======== Records provided

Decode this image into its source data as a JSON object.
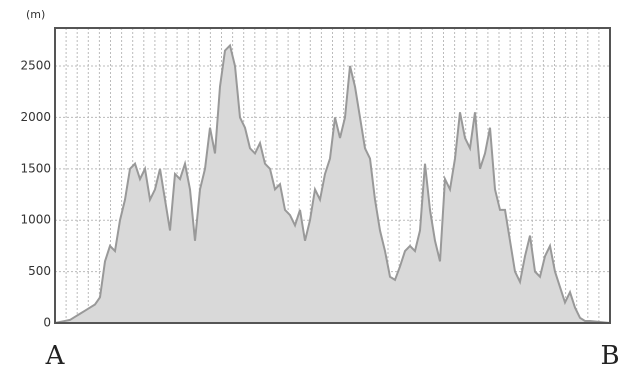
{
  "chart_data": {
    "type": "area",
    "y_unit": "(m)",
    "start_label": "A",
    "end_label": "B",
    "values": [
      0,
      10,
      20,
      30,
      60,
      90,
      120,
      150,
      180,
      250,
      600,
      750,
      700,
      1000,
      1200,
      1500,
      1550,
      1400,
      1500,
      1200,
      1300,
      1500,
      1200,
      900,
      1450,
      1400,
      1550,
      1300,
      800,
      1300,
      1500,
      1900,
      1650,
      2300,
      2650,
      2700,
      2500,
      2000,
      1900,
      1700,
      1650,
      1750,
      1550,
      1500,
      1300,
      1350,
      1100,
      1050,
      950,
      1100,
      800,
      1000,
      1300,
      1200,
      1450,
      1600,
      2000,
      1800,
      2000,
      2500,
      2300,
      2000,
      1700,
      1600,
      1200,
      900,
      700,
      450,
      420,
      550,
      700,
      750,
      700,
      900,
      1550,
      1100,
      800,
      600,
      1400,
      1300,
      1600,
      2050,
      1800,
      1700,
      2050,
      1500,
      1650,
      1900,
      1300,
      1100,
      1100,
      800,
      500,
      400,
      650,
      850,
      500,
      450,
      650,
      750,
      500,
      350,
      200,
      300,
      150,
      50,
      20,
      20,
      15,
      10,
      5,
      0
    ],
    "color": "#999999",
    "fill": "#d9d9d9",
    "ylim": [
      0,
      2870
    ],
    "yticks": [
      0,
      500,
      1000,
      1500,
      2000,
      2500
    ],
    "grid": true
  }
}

================
======== Records provided

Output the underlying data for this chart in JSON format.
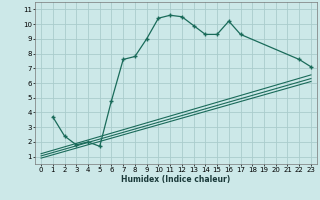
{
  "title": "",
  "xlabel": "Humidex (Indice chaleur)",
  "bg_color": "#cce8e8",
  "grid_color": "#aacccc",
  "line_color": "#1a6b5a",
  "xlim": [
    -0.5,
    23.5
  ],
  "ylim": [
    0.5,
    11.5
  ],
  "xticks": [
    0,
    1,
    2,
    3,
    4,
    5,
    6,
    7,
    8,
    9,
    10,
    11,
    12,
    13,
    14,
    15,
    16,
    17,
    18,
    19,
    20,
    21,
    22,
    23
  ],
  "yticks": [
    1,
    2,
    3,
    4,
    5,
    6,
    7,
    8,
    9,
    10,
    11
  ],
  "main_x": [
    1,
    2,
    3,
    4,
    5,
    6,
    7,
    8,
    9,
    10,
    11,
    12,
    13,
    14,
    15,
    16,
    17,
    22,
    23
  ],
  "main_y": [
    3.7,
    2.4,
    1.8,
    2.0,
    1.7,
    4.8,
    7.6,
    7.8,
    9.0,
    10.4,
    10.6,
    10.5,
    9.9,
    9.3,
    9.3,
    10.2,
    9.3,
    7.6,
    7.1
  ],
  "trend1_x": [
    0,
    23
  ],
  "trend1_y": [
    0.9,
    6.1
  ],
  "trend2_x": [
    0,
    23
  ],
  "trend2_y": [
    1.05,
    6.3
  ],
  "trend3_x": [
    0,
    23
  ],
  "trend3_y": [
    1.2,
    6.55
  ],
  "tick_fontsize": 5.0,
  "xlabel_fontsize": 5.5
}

================

Exercise goal:
Within the entries above, work out how many lines contain the word "JSON". The number alone is the answer.

Output below:
2